**Data supplied:**
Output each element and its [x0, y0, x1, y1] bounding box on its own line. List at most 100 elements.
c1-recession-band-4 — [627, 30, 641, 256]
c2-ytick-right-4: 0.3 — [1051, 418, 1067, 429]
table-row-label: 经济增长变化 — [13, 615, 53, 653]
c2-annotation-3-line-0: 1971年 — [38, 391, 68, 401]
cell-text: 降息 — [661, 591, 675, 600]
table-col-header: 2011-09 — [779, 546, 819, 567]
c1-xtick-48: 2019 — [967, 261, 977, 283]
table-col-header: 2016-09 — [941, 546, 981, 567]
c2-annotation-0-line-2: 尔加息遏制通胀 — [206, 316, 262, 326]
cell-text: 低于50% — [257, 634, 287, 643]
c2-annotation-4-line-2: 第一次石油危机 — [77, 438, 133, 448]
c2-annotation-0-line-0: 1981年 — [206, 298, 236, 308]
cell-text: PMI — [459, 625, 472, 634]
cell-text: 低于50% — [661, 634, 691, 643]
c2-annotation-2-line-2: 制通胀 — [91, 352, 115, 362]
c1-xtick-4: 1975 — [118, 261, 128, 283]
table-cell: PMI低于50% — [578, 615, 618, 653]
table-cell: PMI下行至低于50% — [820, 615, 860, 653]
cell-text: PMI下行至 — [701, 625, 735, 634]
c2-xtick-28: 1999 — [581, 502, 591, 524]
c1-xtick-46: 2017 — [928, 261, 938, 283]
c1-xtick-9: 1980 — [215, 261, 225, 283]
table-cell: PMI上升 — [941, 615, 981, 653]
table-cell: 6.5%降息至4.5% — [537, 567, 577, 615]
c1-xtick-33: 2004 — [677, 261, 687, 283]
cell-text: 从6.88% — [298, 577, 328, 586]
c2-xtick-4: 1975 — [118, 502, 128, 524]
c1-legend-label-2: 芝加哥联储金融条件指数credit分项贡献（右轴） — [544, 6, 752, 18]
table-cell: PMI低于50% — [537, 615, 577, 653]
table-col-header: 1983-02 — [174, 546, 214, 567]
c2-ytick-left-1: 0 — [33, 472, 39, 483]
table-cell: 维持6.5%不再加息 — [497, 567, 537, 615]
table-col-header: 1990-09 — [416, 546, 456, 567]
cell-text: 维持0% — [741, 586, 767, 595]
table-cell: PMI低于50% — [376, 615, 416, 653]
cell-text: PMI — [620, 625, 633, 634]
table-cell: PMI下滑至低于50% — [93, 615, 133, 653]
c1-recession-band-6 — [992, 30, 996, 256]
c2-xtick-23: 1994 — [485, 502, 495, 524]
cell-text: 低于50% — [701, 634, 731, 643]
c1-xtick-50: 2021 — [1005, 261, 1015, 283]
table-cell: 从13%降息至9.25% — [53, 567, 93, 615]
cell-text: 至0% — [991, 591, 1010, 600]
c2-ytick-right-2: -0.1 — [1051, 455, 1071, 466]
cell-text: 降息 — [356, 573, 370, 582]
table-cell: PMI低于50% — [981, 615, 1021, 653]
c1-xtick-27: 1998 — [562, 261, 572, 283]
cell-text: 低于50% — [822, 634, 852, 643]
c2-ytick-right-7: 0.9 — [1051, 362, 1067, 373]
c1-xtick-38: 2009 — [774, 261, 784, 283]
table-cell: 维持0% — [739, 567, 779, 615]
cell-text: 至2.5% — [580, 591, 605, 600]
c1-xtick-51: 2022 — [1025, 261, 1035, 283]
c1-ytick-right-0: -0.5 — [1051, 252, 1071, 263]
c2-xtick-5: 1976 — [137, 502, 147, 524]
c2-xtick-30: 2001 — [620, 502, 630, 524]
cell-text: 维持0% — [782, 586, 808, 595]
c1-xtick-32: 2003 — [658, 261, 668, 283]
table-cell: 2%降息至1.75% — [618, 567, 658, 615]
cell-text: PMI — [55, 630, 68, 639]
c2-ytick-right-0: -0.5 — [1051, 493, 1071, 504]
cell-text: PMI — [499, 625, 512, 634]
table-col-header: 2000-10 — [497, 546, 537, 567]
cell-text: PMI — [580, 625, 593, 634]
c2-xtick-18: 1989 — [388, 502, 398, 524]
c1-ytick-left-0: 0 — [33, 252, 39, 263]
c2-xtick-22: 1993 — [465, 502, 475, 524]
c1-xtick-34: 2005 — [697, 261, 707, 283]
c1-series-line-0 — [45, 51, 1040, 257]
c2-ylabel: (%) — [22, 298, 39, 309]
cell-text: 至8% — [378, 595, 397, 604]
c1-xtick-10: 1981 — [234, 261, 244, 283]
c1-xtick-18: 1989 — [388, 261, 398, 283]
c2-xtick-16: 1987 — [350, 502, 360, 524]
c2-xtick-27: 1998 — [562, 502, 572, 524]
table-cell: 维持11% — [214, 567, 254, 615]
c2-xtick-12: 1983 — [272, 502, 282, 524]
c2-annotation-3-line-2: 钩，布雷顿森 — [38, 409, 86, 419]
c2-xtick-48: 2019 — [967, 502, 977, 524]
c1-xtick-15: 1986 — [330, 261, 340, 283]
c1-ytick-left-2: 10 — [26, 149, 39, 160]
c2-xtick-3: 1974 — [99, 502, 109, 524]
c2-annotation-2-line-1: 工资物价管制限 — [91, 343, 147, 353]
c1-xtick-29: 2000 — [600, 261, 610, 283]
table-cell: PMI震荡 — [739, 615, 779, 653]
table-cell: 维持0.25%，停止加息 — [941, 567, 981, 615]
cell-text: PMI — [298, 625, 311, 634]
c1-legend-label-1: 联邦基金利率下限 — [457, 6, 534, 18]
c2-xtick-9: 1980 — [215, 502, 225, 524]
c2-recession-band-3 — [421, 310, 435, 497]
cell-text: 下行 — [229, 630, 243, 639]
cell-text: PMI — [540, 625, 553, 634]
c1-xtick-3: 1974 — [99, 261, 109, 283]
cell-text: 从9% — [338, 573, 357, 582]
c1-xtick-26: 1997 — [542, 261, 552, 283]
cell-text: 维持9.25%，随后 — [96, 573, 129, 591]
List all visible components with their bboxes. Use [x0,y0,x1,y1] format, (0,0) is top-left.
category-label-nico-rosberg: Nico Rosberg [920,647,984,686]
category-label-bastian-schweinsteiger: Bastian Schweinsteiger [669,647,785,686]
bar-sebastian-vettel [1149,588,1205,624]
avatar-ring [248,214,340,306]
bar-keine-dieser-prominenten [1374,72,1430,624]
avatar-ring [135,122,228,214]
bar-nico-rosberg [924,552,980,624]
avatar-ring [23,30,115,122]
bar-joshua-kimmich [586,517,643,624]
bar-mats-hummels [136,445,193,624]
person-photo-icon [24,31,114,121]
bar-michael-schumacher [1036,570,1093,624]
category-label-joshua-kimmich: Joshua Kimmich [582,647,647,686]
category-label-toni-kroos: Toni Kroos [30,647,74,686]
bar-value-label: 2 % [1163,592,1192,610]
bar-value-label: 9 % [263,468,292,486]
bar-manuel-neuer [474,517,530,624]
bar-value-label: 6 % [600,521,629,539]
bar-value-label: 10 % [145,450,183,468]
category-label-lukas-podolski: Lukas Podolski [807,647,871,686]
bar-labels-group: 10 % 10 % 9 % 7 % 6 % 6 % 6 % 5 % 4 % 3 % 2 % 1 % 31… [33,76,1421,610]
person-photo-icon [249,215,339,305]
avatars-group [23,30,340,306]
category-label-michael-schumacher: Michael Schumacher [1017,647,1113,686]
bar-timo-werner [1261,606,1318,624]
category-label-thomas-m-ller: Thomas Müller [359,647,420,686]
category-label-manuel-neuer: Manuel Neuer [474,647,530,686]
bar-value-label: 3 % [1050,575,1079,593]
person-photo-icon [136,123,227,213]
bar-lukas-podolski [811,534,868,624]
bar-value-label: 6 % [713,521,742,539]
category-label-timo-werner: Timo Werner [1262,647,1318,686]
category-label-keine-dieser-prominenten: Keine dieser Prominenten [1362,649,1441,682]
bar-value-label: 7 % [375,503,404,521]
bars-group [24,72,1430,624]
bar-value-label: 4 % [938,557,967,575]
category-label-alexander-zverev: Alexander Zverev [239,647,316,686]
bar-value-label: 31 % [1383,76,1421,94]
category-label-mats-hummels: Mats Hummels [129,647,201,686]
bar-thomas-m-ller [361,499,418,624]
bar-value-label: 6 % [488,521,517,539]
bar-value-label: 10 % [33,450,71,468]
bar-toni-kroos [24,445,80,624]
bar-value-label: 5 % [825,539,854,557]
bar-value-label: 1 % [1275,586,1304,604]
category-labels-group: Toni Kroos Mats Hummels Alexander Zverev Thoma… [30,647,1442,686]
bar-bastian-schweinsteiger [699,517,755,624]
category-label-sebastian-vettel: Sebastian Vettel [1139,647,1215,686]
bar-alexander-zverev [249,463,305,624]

**Instruction:** Can you convert the lines from the start of the records through the line containing "c2-annotation-3-line-0: 1971年 —" into a Markdown table with the columns Row and Line, leaving out blank lines?

**Complete answer:**
| Row | Line |
|---|---|
| 1 | Output each element and its [x0, y0, x1, y1] bounding box on its own line. List at most 100 elements. |
| 2 | c1-recession-band-4 — [627, 30, 641, 256] |
| 3 | c2-ytick-right-4: 0.3 — [1051, 418, 1067, 429] |
| 4 | table-row-label: 经济增长变化 — [13, 615, 53, 653] |
| 5 | c2-annotation-3-line-0: 1971年 — [38, 391, 68, 401] |